WRITTEN PROBLEM – In the material below, find every line with "curve" and pull it out.

-- DATASET ROWS start --

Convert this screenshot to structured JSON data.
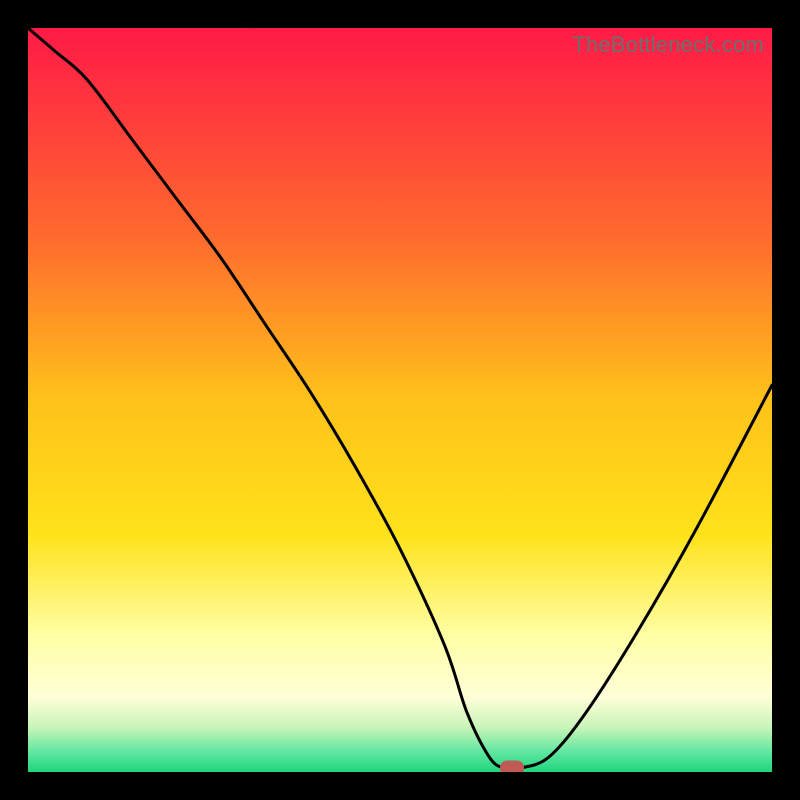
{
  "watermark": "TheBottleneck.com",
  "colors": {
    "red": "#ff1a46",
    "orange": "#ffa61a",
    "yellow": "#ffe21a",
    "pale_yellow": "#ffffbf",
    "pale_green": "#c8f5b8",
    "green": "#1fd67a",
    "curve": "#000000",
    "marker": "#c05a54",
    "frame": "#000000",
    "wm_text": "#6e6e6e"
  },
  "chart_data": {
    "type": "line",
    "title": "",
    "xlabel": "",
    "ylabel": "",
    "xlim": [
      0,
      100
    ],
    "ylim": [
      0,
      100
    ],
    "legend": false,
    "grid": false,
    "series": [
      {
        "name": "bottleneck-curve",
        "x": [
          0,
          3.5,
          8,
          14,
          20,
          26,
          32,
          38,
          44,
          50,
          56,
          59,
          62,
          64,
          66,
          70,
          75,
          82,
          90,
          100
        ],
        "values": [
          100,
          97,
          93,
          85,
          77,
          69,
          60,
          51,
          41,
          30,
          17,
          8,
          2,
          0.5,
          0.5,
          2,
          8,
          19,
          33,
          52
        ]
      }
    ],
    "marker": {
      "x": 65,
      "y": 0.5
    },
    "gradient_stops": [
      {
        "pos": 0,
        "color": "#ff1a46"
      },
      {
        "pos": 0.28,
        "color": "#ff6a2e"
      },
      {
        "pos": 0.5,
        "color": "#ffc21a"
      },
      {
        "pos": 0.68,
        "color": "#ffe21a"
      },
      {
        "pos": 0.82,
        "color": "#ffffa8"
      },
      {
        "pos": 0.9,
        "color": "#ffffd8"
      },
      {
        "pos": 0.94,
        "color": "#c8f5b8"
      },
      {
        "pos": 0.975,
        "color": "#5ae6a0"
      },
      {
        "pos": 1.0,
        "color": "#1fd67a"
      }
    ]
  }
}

-- DATASET ROWS end --

THE RESPONSE –
    "curve": "#000000",
        "name": "bottleneck-curve",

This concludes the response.